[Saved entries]

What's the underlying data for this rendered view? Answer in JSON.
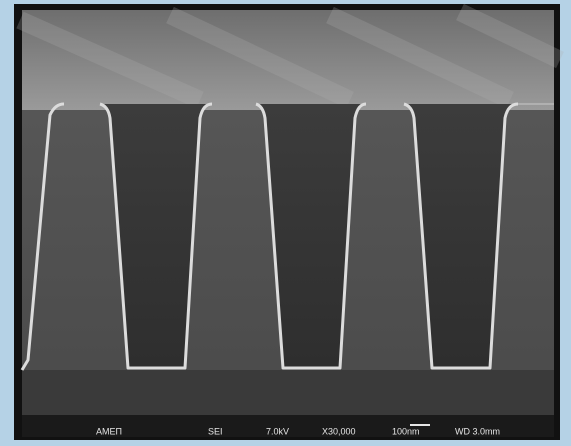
{
  "caption": {
    "lab": "AMEΠ",
    "detector": "SEI",
    "voltage": "7.0kV",
    "magnification": "X30,000",
    "scale": "100nm",
    "working_distance": "WD 3.0mm"
  }
}
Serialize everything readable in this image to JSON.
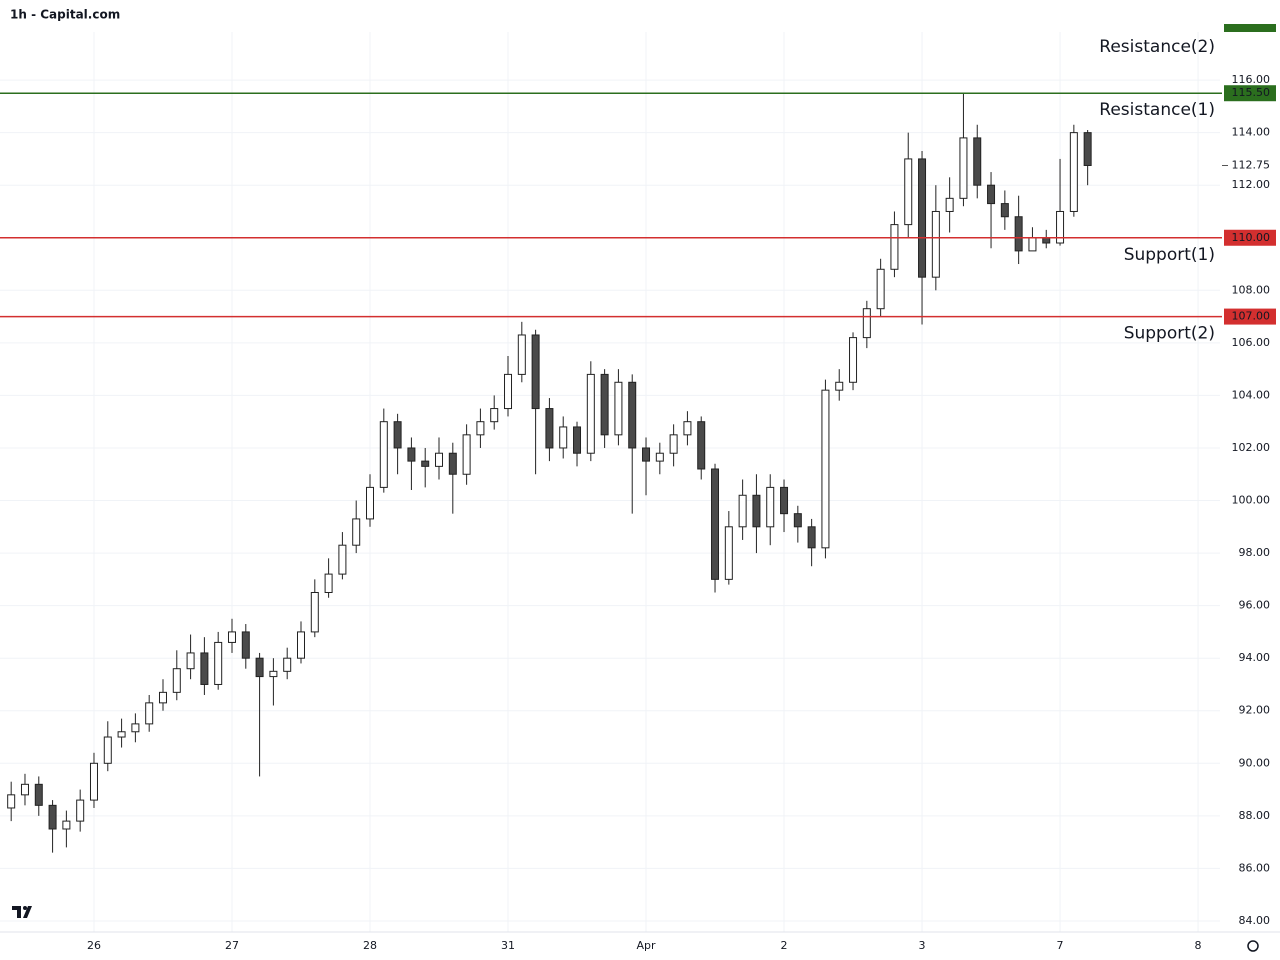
{
  "chart_data": {
    "type": "candlestick",
    "title": "1h - Capital.com",
    "x": [
      -0.6,
      -0.5,
      -0.4,
      -0.3,
      -0.2,
      -0.1,
      0.0,
      0.1,
      0.2,
      0.3,
      0.4,
      0.5,
      0.6,
      0.7,
      0.8,
      0.9,
      1.0,
      1.1,
      1.2,
      1.3,
      1.4,
      1.5,
      1.6,
      1.7,
      1.8,
      1.9,
      2.0,
      2.1,
      2.2,
      2.3,
      2.4,
      2.5,
      2.6,
      2.7,
      2.8,
      2.9,
      3.0,
      3.1,
      3.2,
      3.3,
      3.4,
      3.5,
      3.6,
      3.7,
      3.8,
      3.9,
      4.0,
      4.1,
      4.2,
      4.3,
      4.4,
      4.5,
      4.6,
      4.7,
      4.8,
      4.9,
      5.0,
      5.1,
      5.2,
      5.3,
      5.4,
      5.5,
      5.6,
      5.7,
      5.8,
      5.9,
      6.0,
      6.1,
      6.2,
      6.3,
      6.4,
      6.5,
      6.6,
      6.7,
      6.8,
      6.9,
      7.0,
      7.1,
      7.2
    ],
    "open": [
      88.3,
      88.8,
      89.2,
      88.4,
      87.5,
      87.8,
      88.6,
      90.0,
      91.0,
      91.2,
      91.5,
      92.3,
      92.7,
      93.6,
      94.2,
      93.0,
      94.6,
      95.0,
      94.0,
      93.3,
      93.5,
      94.0,
      95.0,
      96.5,
      97.2,
      98.3,
      99.3,
      100.5,
      103.0,
      102.0,
      101.5,
      101.3,
      101.8,
      101.0,
      102.5,
      103.0,
      103.5,
      104.8,
      106.3,
      103.5,
      102.0,
      102.8,
      101.8,
      104.8,
      102.5,
      104.5,
      102.0,
      101.5,
      101.8,
      102.5,
      103.0,
      101.2,
      97.0,
      99.0,
      100.2,
      99.0,
      100.5,
      99.5,
      99.0,
      98.2,
      104.2,
      104.5,
      106.2,
      107.3,
      108.8,
      110.5,
      113.0,
      108.5,
      111.0,
      111.5,
      113.8,
      112.0,
      111.3,
      110.8,
      109.5,
      110.0,
      109.8,
      111.0,
      114.0
    ],
    "high": [
      89.3,
      89.6,
      89.5,
      88.6,
      88.2,
      89.0,
      90.4,
      91.6,
      91.7,
      91.9,
      92.6,
      93.2,
      94.3,
      94.9,
      94.8,
      95.0,
      95.5,
      95.3,
      94.2,
      94.0,
      94.4,
      95.4,
      97.0,
      97.8,
      98.8,
      100.0,
      101.0,
      103.5,
      103.3,
      102.4,
      102.0,
      102.4,
      102.2,
      102.9,
      103.5,
      104.0,
      105.5,
      106.8,
      106.5,
      103.9,
      103.2,
      103.0,
      105.3,
      105.0,
      105.0,
      104.8,
      102.4,
      102.2,
      102.9,
      103.4,
      103.2,
      101.4,
      99.6,
      100.8,
      101.0,
      101.0,
      100.8,
      99.8,
      99.3,
      104.6,
      105.0,
      106.4,
      107.6,
      109.2,
      111.0,
      114.0,
      113.3,
      112.0,
      112.3,
      115.5,
      114.3,
      112.5,
      111.8,
      111.6,
      110.4,
      110.3,
      113.0,
      114.3,
      114.1
    ],
    "low": [
      87.8,
      88.4,
      88.0,
      86.6,
      86.8,
      87.4,
      88.3,
      89.7,
      90.6,
      90.8,
      91.2,
      92.0,
      92.4,
      93.2,
      92.6,
      92.8,
      94.2,
      93.6,
      89.5,
      92.2,
      93.2,
      93.8,
      94.8,
      96.3,
      97.0,
      98.0,
      99.0,
      100.3,
      101.0,
      100.4,
      100.5,
      100.8,
      99.5,
      100.6,
      102.0,
      102.7,
      103.2,
      104.5,
      101.0,
      101.5,
      101.6,
      101.3,
      101.5,
      102.0,
      102.1,
      99.5,
      100.2,
      101.0,
      101.3,
      102.1,
      100.8,
      96.5,
      96.8,
      98.5,
      98.0,
      98.3,
      98.8,
      98.4,
      97.5,
      97.8,
      103.8,
      104.2,
      105.8,
      107.0,
      108.5,
      110.0,
      106.7,
      108.0,
      110.2,
      111.2,
      111.5,
      109.6,
      110.3,
      109.0,
      109.5,
      109.6,
      109.7,
      110.8,
      112.0
    ],
    "close": [
      88.8,
      89.2,
      88.4,
      87.5,
      87.8,
      88.6,
      90.0,
      91.0,
      91.2,
      91.5,
      92.3,
      92.7,
      93.6,
      94.2,
      93.0,
      94.6,
      95.0,
      94.0,
      93.3,
      93.5,
      94.0,
      95.0,
      96.5,
      97.2,
      98.3,
      99.3,
      100.5,
      103.0,
      102.0,
      101.5,
      101.3,
      101.8,
      101.0,
      102.5,
      103.0,
      103.5,
      104.8,
      106.3,
      103.5,
      102.0,
      102.8,
      101.8,
      104.8,
      102.5,
      104.5,
      102.0,
      101.5,
      101.8,
      102.5,
      103.0,
      101.2,
      97.0,
      99.0,
      100.2,
      99.0,
      100.5,
      99.5,
      99.0,
      98.2,
      104.2,
      104.5,
      106.2,
      107.3,
      108.8,
      110.5,
      113.0,
      108.5,
      111.0,
      111.5,
      113.8,
      112.0,
      111.3,
      110.8,
      109.5,
      110.0,
      109.8,
      111.0,
      114.0,
      112.75
    ],
    "up_color": "#ffffff",
    "down_color": "#4a4a4a",
    "xlim": [
      -0.681,
      8.159
    ],
    "xticks": [
      {
        "value": 0,
        "label": "26"
      },
      {
        "value": 1,
        "label": "27"
      },
      {
        "value": 2,
        "label": "28"
      },
      {
        "value": 3,
        "label": "31"
      },
      {
        "value": 4,
        "label": "Apr"
      },
      {
        "value": 5,
        "label": "2"
      },
      {
        "value": 6,
        "label": "3"
      },
      {
        "value": 7,
        "label": "7"
      },
      {
        "value": 8,
        "label": "8"
      }
    ],
    "ylim": [
      83.58,
      117.83
    ],
    "yticks": [
      {
        "value": 84,
        "label": "84.00"
      },
      {
        "value": 86,
        "label": "86.00"
      },
      {
        "value": 88,
        "label": "88.00"
      },
      {
        "value": 90,
        "label": "90.00"
      },
      {
        "value": 92,
        "label": "92.00"
      },
      {
        "value": 94,
        "label": "94.00"
      },
      {
        "value": 96,
        "label": "96.00"
      },
      {
        "value": 98,
        "label": "98.00"
      },
      {
        "value": 100,
        "label": "100.00"
      },
      {
        "value": 102,
        "label": "102.00"
      },
      {
        "value": 104,
        "label": "104.00"
      },
      {
        "value": 106,
        "label": "106.00"
      },
      {
        "value": 108,
        "label": "108.00"
      },
      {
        "value": 110,
        "label": "110.00"
      },
      {
        "value": 112,
        "label": "112.00"
      },
      {
        "value": 114,
        "label": "114.00"
      },
      {
        "value": 116,
        "label": "116.00"
      }
    ],
    "grid": true,
    "levels": [
      {
        "name": "Resistance(2)",
        "value": 117.9,
        "color": "#2b6e1e"
      },
      {
        "name": "Resistance(1)",
        "value": 115.5,
        "value_label": "115.50",
        "color": "#2b6e1e"
      },
      {
        "name": "Support(1)",
        "value": 110,
        "value_label": "110.00",
        "color": "#d32f2f"
      },
      {
        "name": "Support(2)",
        "value": 107,
        "value_label": "107.00",
        "color": "#d32f2f"
      }
    ],
    "last_price": {
      "value": 112.75,
      "label": "112.75"
    }
  }
}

> [Task statement]
Gather all lines of the records that include the word "this".

> [Written response]
What's the underlying data for this rendered view? Answer in JSON.
Serialize everything readable in this image to JSON.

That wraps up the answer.